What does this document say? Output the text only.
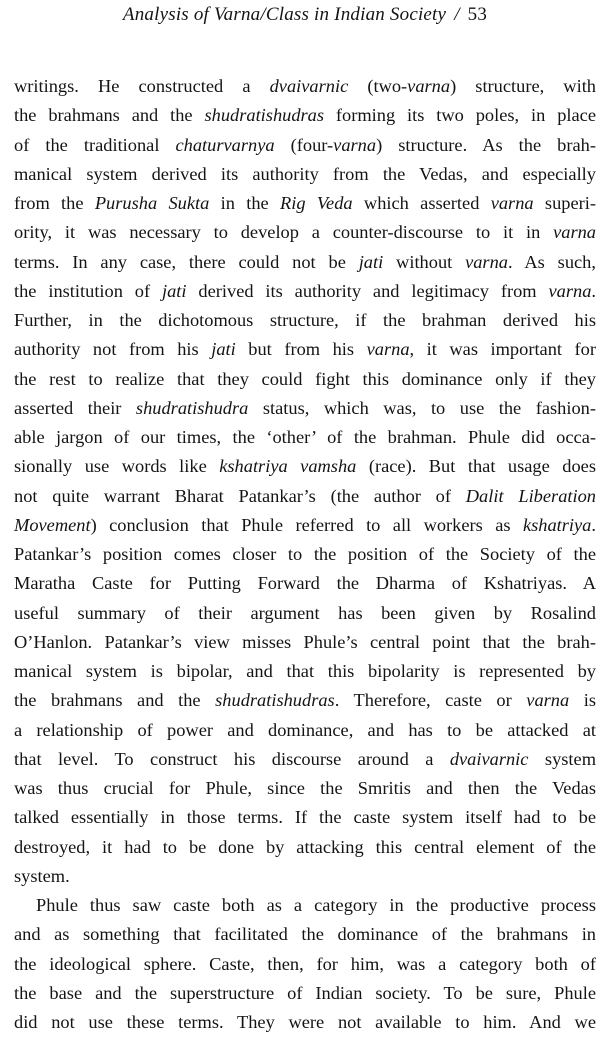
Analysis of Varna/Class in Indian Society / 53
writings. He constructed a dvaivarnic (two-varna) structure, with
the brahmans and the shudratishudras forming its two poles, in place
of the traditional chaturvarnya (four-varna) structure. As the brah-
manical system derived its authority from the Vedas, and especially
from the Purusha Sukta in the Rig Veda which asserted varna superi-
ority, it was necessary to develop a counter-discourse to it in varna
terms. In any case, there could not be jati without varna. As such,
the institution of jati derived its authority and legitimacy from varna.
Further, in the dichotomous structure, if the brahman derived his
authority not from his jati but from his varna, it was important for
the rest to realize that they could fight this dominance only if they
asserted their shudratishudra status, which was, to use the fashion-
able jargon of our times, the ‘other’ of the brahman. Phule did occa-
sionally use words like kshatriya vamsha (race). But that usage does
not quite warrant Bharat Patankar’s (the author of Dalit Liberation
Movement) conclusion that Phule referred to all workers as kshatriya.
Patankar’s position comes closer to the position of the Society of the
Maratha Caste for Putting Forward the Dharma of Kshatriyas. A
useful summary of their argument has been given by Rosalind
O’Hanlon. Patankar’s view misses Phule’s central point that the brah-
manical system is bipolar, and that this bipolarity is represented by
the brahmans and the shudratishudras. Therefore, caste or varna is
a relationship of power and dominance, and has to be attacked at
that level. To construct his discourse around a dvaivarnic system
was thus crucial for Phule, since the Smritis and then the Vedas
talked essentially in those terms. If the caste system itself had to be
destroyed, it had to be done by attacking this central element of the
system.
Phule thus saw caste both as a category in the productive process
and as something that facilitated the dominance of the brahmans in
the ideological sphere. Caste, then, for him, was a category both of
the base and the superstructure of Indian society. To be sure, Phule
did not use these terms. They were not available to him. And we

Your objective ::
Without the pictures, write out the whole listing above exactly as it appears.

Output below ::
What does this document say? Output the text only.
Analysis of Varna/Class in Indian Society / 53
writings. He constructed a dvaivarnic (two-varna) structure, with
the brahmans and the shudratishudras forming its two poles, in place
of the traditional chaturvarnya (four-varna) structure. As the brah-
manical system derived its authority from the Vedas, and especially
from the Purusha Sukta in the Rig Veda which asserted varna superi-
ority, it was necessary to develop a counter-discourse to it in varna
terms. In any case, there could not be jati without varna. As such,
the institution of jati derived its authority and legitimacy from varna.
Further, in the dichotomous structure, if the brahman derived his
authority not from his jati but from his varna, it was important for
the rest to realize that they could fight this dominance only if they
asserted their shudratishudra status, which was, to use the fashion-
able jargon of our times, the ‘other’ of the brahman. Phule did occa-
sionally use words like kshatriya vamsha (race). But that usage does
not quite warrant Bharat Patankar’s (the author of Dalit Liberation
Movement) conclusion that Phule referred to all workers as kshatriya.
Patankar’s position comes closer to the position of the Society of the
Maratha Caste for Putting Forward the Dharma of Kshatriyas. A
useful summary of their argument has been given by Rosalind
O’Hanlon. Patankar’s view misses Phule’s central point that the brah-
manical system is bipolar, and that this bipolarity is represented by
the brahmans and the shudratishudras. Therefore, caste or varna is
a relationship of power and dominance, and has to be attacked at
that level. To construct his discourse around a dvaivarnic system
was thus crucial for Phule, since the Smritis and then the Vedas
talked essentially in those terms. If the caste system itself had to be
destroyed, it had to be done by attacking this central element of the
system.
Phule thus saw caste both as a category in the productive process
and as something that facilitated the dominance of the brahmans in
the ideological sphere. Caste, then, for him, was a category both of
the base and the superstructure of Indian society. To be sure, Phule
did not use these terms. They were not available to him. And we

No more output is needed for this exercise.